▶ [Records for this task]:
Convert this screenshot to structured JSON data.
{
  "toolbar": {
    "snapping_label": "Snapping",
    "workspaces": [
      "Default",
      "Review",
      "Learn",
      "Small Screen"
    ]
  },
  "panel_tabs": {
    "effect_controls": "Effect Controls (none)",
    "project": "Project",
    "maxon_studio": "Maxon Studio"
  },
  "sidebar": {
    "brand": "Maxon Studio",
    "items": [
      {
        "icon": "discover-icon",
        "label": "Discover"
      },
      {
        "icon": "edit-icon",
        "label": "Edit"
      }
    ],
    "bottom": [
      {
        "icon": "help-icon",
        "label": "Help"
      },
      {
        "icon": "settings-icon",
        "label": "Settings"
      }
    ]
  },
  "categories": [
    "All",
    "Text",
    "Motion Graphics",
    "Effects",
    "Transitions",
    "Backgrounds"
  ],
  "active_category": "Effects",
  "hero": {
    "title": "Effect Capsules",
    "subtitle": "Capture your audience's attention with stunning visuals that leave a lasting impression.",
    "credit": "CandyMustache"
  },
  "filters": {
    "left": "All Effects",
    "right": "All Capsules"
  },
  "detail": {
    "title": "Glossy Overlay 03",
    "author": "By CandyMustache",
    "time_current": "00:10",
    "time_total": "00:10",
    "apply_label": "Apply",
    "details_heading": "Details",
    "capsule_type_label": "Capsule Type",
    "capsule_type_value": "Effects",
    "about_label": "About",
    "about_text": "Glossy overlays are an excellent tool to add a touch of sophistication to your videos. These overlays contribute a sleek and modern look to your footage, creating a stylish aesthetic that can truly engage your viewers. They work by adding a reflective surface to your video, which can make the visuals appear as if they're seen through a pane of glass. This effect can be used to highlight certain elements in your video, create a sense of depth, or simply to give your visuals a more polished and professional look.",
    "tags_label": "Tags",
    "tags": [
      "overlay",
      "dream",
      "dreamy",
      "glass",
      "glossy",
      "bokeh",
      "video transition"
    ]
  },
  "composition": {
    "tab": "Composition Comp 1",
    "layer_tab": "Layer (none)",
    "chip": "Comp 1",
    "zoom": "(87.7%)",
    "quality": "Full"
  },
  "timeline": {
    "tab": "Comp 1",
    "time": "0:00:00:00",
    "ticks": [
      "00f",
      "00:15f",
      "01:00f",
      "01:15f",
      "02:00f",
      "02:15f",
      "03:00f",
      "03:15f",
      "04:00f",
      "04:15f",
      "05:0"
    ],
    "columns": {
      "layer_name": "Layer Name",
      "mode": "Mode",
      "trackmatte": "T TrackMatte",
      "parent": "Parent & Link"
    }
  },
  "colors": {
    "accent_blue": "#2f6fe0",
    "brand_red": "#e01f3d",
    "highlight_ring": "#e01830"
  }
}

▶ [Do this]: Find each line with the string "icon" and copy it out.

▶ [Expected output]:
        "icon": "discover-icon",
        "icon": "edit-icon",
        "icon": "help-icon",
        "icon": "settings-icon",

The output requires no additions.